[START OF DATA]
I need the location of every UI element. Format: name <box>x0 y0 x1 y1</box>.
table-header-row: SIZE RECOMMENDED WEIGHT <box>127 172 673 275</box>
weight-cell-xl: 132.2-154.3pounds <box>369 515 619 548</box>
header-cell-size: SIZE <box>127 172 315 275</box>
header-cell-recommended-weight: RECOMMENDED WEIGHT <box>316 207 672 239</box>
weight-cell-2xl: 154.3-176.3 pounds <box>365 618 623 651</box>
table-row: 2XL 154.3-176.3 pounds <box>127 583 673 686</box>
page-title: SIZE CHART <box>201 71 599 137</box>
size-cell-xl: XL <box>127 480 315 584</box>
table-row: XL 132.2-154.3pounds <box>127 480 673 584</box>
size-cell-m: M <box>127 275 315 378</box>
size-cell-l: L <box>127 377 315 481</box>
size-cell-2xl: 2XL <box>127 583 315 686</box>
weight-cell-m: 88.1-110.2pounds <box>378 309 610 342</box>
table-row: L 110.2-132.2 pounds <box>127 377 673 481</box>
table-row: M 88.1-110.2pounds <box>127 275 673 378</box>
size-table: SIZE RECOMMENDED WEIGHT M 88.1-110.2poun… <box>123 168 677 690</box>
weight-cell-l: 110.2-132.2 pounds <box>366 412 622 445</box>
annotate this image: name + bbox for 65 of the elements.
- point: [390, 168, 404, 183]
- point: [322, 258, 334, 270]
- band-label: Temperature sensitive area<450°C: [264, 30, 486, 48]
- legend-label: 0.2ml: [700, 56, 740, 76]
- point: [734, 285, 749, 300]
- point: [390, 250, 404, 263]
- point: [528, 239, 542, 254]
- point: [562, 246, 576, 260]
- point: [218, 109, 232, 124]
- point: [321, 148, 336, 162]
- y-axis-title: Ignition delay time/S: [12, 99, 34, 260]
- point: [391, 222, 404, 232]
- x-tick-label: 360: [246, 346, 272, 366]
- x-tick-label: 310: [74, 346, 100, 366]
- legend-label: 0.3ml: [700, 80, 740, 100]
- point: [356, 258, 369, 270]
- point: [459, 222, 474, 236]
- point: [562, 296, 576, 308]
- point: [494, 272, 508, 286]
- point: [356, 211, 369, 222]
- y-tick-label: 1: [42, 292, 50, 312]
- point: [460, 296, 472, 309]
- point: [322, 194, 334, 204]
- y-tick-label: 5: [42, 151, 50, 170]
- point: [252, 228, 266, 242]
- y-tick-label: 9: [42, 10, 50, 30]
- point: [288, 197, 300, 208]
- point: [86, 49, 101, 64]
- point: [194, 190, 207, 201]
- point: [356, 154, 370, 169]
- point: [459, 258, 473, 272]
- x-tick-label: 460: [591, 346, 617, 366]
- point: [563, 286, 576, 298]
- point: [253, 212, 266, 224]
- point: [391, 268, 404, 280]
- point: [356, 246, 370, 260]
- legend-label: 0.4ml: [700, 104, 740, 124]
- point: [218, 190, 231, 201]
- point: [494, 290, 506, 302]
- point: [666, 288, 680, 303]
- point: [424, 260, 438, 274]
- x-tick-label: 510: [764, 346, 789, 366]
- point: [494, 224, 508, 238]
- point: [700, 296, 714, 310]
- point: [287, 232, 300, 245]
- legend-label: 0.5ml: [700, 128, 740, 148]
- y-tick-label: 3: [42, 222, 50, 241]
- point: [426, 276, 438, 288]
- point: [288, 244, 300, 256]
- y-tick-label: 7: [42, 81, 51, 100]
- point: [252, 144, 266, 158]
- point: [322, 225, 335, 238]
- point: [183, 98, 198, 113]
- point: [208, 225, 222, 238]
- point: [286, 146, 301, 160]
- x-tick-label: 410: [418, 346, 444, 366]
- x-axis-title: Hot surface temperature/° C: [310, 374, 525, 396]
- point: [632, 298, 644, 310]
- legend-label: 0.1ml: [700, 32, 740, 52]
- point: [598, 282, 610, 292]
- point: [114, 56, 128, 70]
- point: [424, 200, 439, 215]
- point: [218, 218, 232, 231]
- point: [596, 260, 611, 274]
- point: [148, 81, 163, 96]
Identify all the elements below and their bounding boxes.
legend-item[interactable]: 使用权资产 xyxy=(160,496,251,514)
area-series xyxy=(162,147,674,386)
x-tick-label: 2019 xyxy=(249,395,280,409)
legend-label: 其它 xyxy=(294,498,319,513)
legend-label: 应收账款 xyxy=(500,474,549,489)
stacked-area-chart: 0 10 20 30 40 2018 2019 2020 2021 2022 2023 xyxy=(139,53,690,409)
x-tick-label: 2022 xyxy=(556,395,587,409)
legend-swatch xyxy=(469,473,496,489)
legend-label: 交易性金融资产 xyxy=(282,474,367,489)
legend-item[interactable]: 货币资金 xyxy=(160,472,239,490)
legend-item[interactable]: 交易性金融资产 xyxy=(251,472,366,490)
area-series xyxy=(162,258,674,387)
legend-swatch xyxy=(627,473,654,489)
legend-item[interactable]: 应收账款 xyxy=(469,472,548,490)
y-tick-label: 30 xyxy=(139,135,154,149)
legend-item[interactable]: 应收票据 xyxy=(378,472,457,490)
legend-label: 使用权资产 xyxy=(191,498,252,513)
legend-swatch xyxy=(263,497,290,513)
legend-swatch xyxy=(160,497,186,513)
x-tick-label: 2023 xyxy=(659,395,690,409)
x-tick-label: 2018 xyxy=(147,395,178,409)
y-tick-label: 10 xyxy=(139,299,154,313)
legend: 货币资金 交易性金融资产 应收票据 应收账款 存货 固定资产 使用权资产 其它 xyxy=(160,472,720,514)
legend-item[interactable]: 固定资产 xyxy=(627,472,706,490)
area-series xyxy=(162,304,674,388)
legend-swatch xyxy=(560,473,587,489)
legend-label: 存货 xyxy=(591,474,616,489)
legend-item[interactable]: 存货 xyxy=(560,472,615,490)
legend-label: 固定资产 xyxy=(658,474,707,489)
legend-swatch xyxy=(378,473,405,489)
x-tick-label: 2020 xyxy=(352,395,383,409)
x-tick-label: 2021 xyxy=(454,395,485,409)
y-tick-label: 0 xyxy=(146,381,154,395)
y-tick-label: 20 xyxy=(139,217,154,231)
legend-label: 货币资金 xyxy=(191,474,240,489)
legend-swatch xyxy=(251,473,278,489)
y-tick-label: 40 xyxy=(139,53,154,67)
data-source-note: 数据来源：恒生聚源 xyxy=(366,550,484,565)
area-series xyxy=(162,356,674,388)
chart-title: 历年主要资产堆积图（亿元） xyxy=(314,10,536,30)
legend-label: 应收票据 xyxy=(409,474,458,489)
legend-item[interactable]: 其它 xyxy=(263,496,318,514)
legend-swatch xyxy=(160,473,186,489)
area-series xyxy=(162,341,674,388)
[END OF DATA]
Copy out every line of the listing above without any changes.

RESULT FOR THIS TASK -
I need the location of every UI element. Format: name <box>x0 y0 x1 y1</box>.
table-header-row: SIZE RECOMMENDED WEIGHT <box>127 172 673 275</box>
weight-cell-xl: 132.2-154.3pounds <box>369 515 619 548</box>
header-cell-size: SIZE <box>127 172 315 275</box>
header-cell-recommended-weight: RECOMMENDED WEIGHT <box>316 207 672 239</box>
weight-cell-2xl: 154.3-176.3 pounds <box>365 618 623 651</box>
table-row: 2XL 154.3-176.3 pounds <box>127 583 673 686</box>
page-title: SIZE CHART <box>201 71 599 137</box>
size-cell-xl: XL <box>127 480 315 584</box>
table-row: XL 132.2-154.3pounds <box>127 480 673 584</box>
size-cell-m: M <box>127 275 315 378</box>
size-cell-l: L <box>127 377 315 481</box>
size-cell-2xl: 2XL <box>127 583 315 686</box>
weight-cell-m: 88.1-110.2pounds <box>378 309 610 342</box>
table-row: L 110.2-132.2 pounds <box>127 377 673 481</box>
table-row: M 88.1-110.2pounds <box>127 275 673 378</box>
size-table: SIZE RECOMMENDED WEIGHT M 88.1-110.2poun… <box>123 168 677 690</box>
weight-cell-l: 110.2-132.2 pounds <box>366 412 622 445</box>
annotate this image: name + bbox for 65 of the elements.
- point: [390, 168, 404, 183]
- point: [322, 258, 334, 270]
- band-label: Temperature sensitive area<450°C: [264, 30, 486, 48]
- legend-label: 0.2ml: [700, 56, 740, 76]
- point: [734, 285, 749, 300]
- point: [390, 250, 404, 263]
- point: [528, 239, 542, 254]
- point: [562, 246, 576, 260]
- point: [218, 109, 232, 124]
- point: [321, 148, 336, 162]
- y-axis-title: Ignition delay time/S: [12, 99, 34, 260]
- point: [391, 222, 404, 232]
- x-tick-label: 360: [246, 346, 272, 366]
- x-tick-label: 310: [74, 346, 100, 366]
- legend-label: 0.3ml: [700, 80, 740, 100]
- point: [356, 258, 369, 270]
- point: [459, 222, 474, 236]
- point: [562, 296, 576, 308]
- point: [494, 272, 508, 286]
- point: [356, 211, 369, 222]
- y-tick-label: 1: [42, 292, 50, 312]
- point: [460, 296, 472, 309]
- point: [322, 194, 334, 204]
- y-tick-label: 5: [42, 151, 50, 170]
- point: [252, 228, 266, 242]
- y-tick-label: 9: [42, 10, 50, 30]
- point: [288, 197, 300, 208]
- point: [86, 49, 101, 64]
- point: [194, 190, 207, 201]
- point: [356, 154, 370, 169]
- point: [459, 258, 473, 272]
- x-tick-label: 460: [591, 346, 617, 366]
- point: [563, 286, 576, 298]
- point: [253, 212, 266, 224]
- point: [391, 268, 404, 280]
- point: [356, 246, 370, 260]
- legend-label: 0.4ml: [700, 104, 740, 124]
- point: [218, 190, 231, 201]
- point: [494, 290, 506, 302]
- point: [666, 288, 680, 303]
- point: [424, 260, 438, 274]
- x-tick-label: 510: [764, 346, 789, 366]
- point: [494, 224, 508, 238]
- point: [700, 296, 714, 310]
- point: [287, 232, 300, 245]
- legend-label: 0.5ml: [700, 128, 740, 148]
- y-tick-label: 3: [42, 222, 50, 241]
- point: [426, 276, 438, 288]
- point: [288, 244, 300, 256]
- y-tick-label: 7: [42, 81, 51, 100]
- point: [252, 144, 266, 158]
- point: [322, 225, 335, 238]
- point: [183, 98, 198, 113]
- point: [208, 225, 222, 238]
- point: [286, 146, 301, 160]
- x-tick-label: 410: [418, 346, 444, 366]
- x-axis-title: Hot surface temperature/° C: [310, 374, 525, 396]
- point: [632, 298, 644, 310]
- legend-label: 0.1ml: [700, 32, 740, 52]
- point: [598, 282, 610, 292]
- point: [114, 56, 128, 70]
- point: [424, 200, 439, 215]
- point: [218, 218, 232, 231]
- point: [596, 260, 611, 274]
- point: [148, 81, 163, 96]
Identify all the elements below and their bounding boxes.
legend-item[interactable]: 使用权资产 xyxy=(160,496,251,514)
area-series xyxy=(162,147,674,386)
x-tick-label: 2019 xyxy=(249,395,280,409)
legend-label: 其它 xyxy=(294,498,319,513)
legend-label: 应收账款 xyxy=(500,474,549,489)
stacked-area-chart: 0 10 20 30 40 2018 2019 2020 2021 2022 2023 xyxy=(139,53,690,409)
x-tick-label: 2022 xyxy=(556,395,587,409)
legend-swatch xyxy=(469,473,496,489)
legend-label: 交易性金融资产 xyxy=(282,474,367,489)
legend-item[interactable]: 货币资金 xyxy=(160,472,239,490)
legend-item[interactable]: 交易性金融资产 xyxy=(251,472,366,490)
area-series xyxy=(162,258,674,387)
legend-swatch xyxy=(627,473,654,489)
legend-item[interactable]: 应收账款 xyxy=(469,472,548,490)
y-tick-label: 30 xyxy=(139,135,154,149)
legend-item[interactable]: 应收票据 xyxy=(378,472,457,490)
legend-label: 使用权资产 xyxy=(191,498,252,513)
legend-swatch xyxy=(263,497,290,513)
legend-swatch xyxy=(160,497,186,513)
x-tick-label: 2023 xyxy=(659,395,690,409)
x-tick-label: 2018 xyxy=(147,395,178,409)
y-tick-label: 10 xyxy=(139,299,154,313)
legend: 货币资金 交易性金融资产 应收票据 应收账款 存货 固定资产 使用权资产 其它 xyxy=(160,472,720,514)
legend-item[interactable]: 固定资产 xyxy=(627,472,706,490)
area-series xyxy=(162,304,674,388)
legend-swatch xyxy=(560,473,587,489)
legend-label: 存货 xyxy=(591,474,616,489)
legend-item[interactable]: 存货 xyxy=(560,472,615,490)
legend-label: 固定资产 xyxy=(658,474,707,489)
legend-swatch xyxy=(378,473,405,489)
x-tick-label: 2020 xyxy=(352,395,383,409)
x-tick-label: 2021 xyxy=(454,395,485,409)
y-tick-label: 0 xyxy=(146,381,154,395)
y-tick-label: 20 xyxy=(139,217,154,231)
legend-label: 货币资金 xyxy=(191,474,240,489)
legend-swatch xyxy=(251,473,278,489)
y-tick-label: 40 xyxy=(139,53,154,67)
data-source-note: 数据来源：恒生聚源 xyxy=(366,550,484,565)
area-series xyxy=(162,356,674,388)
chart-title: 历年主要资产堆积图（亿元） xyxy=(314,10,536,30)
legend-label: 应收票据 xyxy=(409,474,458,489)
legend-item[interactable]: 其它 xyxy=(263,496,318,514)
legend-swatch xyxy=(160,473,186,489)
area-series xyxy=(162,341,674,388)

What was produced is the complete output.